▸ Given instruction a: Render every line of the second listing, from the line containing "For every button, label, input, icon, or" through the line containing "stick mode button: STICK", as a JSON list of strings with one string per line and blank lines omitted.

▸ Provided text:
== == ==

Wrong. Mirrorless camera focus is even more accurate than DSLR autofocus. Contrast-Detect AF used in mirrorless cameras is handled by a feedback loop reading the sensor and adjusting the lens and so has no alignment issues. Unlike the autofocus system used in DSLRs, it cannot suffer from back or front focusing issues.
Phase-Detect AF used in DSLRs is generally faster since knows which direction it needs to adjust focus and does not need to hunt. Panasonic is trying to achieve similar results by using Depth-From-Defocus to determine the amount of adjustment need to autofocus using Contrast-Detect and close the gap. To some extent, they have managed. The difference between Contrast-Detect and Phase-Detect autofocus in terms of speed is now very small.
Both types of systems are equally sensitive. Top DSLRs and mirrorless cameras can autofocus now down to -4 EV which is very very dark.
Many manufacturers of mirrorless cameras now use on-sensor Phase-Detect. While they use the same principal as DSLR Phase-Detect AF, they have more limitations since these are built-into the sensor while DSLRs uses separate specialized units.

== == ==

▸ Given information:
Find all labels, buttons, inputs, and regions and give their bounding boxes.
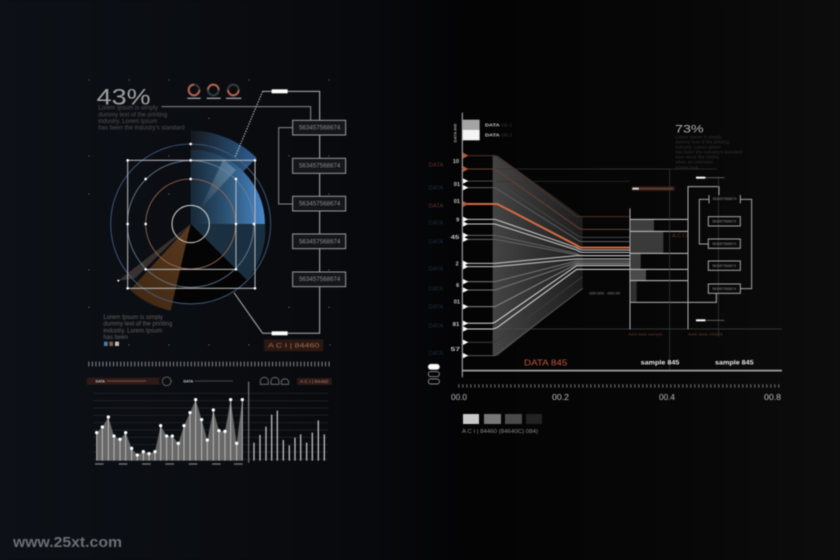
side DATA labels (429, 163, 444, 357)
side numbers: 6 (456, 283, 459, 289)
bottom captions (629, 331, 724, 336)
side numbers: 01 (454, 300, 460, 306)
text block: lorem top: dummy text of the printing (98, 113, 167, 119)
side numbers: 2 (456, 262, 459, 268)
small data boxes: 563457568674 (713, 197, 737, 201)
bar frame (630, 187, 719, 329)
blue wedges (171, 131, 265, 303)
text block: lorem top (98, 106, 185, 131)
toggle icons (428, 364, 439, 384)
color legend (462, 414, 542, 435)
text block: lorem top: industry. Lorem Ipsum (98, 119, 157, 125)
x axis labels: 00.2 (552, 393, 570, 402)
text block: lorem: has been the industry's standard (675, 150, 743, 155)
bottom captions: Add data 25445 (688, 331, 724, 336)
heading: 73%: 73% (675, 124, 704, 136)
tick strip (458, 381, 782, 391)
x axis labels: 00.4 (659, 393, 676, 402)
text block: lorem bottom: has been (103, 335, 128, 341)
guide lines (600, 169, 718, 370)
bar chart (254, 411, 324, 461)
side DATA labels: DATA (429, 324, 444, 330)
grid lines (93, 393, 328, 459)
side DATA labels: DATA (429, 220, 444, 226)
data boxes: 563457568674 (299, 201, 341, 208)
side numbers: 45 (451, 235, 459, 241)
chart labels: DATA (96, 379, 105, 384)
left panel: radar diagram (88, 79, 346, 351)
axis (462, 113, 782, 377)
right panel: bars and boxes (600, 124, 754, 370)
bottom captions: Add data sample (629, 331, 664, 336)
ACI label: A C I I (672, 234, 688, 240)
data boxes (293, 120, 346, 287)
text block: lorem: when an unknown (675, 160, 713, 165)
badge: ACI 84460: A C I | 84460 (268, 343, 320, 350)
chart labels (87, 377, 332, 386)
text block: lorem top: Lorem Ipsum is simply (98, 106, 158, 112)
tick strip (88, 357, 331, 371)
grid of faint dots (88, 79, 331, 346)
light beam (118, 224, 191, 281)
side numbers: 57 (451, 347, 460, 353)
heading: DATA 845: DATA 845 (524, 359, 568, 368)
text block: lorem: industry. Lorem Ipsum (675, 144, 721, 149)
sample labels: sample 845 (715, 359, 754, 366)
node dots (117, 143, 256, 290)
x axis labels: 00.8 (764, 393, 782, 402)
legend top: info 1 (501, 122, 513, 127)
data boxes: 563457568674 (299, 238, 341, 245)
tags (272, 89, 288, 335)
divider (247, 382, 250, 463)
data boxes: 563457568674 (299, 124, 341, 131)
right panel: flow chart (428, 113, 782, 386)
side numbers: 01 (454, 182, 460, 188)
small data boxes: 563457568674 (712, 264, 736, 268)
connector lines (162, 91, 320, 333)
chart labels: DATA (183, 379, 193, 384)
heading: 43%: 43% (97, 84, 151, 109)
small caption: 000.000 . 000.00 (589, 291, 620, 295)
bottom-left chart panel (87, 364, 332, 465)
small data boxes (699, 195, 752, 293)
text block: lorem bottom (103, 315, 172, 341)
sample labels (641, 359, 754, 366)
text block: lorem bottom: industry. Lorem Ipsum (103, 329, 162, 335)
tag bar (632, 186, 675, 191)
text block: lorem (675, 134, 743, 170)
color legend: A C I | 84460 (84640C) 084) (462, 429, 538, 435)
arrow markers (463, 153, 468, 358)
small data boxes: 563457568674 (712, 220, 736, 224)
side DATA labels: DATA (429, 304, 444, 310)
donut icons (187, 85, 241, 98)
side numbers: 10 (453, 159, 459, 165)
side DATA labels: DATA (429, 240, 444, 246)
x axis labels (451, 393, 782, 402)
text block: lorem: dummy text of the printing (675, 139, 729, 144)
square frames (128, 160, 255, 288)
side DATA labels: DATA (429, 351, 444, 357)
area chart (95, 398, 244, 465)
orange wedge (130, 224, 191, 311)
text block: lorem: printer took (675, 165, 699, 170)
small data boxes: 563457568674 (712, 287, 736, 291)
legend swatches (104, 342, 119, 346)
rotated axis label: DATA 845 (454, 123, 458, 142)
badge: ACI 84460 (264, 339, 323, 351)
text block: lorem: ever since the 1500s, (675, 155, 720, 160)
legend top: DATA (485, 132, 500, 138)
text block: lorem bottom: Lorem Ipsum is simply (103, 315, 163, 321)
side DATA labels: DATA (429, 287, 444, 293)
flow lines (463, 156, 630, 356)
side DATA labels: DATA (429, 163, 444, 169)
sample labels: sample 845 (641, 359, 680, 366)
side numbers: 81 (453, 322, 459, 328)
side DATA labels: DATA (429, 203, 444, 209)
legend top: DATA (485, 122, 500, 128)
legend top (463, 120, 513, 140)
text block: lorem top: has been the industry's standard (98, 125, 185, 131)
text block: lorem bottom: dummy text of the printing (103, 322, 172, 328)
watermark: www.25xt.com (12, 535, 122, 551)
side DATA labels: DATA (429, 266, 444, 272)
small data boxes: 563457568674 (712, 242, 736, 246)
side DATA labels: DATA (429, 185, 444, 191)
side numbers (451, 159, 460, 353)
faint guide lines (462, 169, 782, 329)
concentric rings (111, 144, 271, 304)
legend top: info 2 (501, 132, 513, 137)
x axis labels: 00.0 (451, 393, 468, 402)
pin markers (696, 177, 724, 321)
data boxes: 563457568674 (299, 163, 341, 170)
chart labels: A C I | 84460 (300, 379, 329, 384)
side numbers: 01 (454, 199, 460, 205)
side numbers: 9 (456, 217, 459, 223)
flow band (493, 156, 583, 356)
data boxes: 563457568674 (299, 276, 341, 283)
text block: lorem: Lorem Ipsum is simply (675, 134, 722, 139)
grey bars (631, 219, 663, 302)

== == ==

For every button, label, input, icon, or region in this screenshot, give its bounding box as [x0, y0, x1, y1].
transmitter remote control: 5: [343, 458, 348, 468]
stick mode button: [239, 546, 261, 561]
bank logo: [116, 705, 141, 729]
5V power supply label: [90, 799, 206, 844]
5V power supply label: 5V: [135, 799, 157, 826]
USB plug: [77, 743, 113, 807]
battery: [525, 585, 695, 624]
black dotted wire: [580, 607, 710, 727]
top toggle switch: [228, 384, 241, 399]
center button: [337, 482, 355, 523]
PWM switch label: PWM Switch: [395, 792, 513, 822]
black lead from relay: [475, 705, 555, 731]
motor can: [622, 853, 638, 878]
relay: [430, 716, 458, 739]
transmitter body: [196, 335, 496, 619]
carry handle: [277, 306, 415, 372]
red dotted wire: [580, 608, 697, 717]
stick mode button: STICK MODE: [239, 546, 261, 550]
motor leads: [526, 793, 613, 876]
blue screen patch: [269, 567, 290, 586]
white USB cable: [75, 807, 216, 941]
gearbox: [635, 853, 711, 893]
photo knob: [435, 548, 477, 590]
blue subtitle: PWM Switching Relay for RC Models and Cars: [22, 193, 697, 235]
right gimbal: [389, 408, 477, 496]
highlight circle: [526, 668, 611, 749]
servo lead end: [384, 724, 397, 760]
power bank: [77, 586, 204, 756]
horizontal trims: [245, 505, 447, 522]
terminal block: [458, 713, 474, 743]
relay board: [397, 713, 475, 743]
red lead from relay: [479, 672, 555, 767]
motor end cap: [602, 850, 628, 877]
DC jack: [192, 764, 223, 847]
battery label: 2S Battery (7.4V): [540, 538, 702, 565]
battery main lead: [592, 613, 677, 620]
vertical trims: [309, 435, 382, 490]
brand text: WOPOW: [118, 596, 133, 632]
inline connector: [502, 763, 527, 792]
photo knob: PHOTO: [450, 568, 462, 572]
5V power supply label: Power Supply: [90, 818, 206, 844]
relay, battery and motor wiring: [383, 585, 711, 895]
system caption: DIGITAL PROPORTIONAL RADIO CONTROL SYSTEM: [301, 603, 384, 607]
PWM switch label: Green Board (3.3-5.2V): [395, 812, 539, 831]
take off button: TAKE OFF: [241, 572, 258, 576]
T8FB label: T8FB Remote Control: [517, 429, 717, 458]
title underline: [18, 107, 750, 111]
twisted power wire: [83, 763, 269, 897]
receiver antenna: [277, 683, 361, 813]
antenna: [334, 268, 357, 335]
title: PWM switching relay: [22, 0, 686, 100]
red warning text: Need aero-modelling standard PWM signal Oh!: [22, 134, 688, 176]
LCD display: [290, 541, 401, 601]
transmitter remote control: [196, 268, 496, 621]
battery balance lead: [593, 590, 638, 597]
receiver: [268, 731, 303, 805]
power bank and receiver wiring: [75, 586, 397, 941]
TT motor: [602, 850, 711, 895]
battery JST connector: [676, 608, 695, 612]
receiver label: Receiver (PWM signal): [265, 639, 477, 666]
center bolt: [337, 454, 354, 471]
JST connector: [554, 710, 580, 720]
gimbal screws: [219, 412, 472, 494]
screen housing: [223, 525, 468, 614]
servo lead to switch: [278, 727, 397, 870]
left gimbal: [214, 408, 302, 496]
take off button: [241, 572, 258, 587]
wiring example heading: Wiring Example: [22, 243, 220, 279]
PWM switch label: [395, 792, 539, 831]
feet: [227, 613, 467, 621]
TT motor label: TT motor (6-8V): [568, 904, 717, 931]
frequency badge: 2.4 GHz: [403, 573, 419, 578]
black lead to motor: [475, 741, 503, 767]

== == ==

▸ Given instruction b: Continue the text on mirrorless and DSLR autofocus from the point where it stops.

▸ Exercise response a:
[
  "For every button, label, input, icon, or region in this screenshot, give its bounding box as [x0, y0, x1, y1].",
  "transmitter remote control: 5: [343, 458, 348, 468]",
  "stick mode button: [239, 546, 261, 561]",
  "bank logo: [116, 705, 141, 729]",
  "5V power supply label: [90, 799, 206, 844]",
  "5V power supply label: 5V: [135, 799, 157, 826]",
  "USB plug: [77, 743, 113, 807]",
  "battery: [525, 585, 695, 624]",
  "black dotted wire: [580, 607, 710, 727]",
  "top toggle switch: [228, 384, 241, 399]",
  "center button: [337, 482, 355, 523]",
  "PWM switch label: PWM Switch: [395, 792, 513, 822]",
  "black lead from relay: [475, 705, 555, 731]",
  "motor can: [622, 853, 638, 878]",
  "relay: [430, 716, 458, 739]",
  "transmitter body: [196, 335, 496, 619]",
  "carry handle: [277, 306, 415, 372]",
  "red dotted wire: [580, 608, 697, 717]",
  "stick mode button: STICK MODE: [239, 546, 261, 550]"
]

▸ Exercise response b:
Being able to read the sensor while performing autofocus is a significant advantage for mirrorless cameras which can perform Face-Detect, Eye-Detect and other features which are impossible with the Phase-Detect units used by DSLRs, even though when Live-View is engaged, a DSLR behaves the same as a mirrorless and indeed can (but does not always) have the same features as a mirrorless.
Of course both camps are also fighting to improve their systems and we have more and more choice to balance feature, sensitivity, accuracy and speed than ever before.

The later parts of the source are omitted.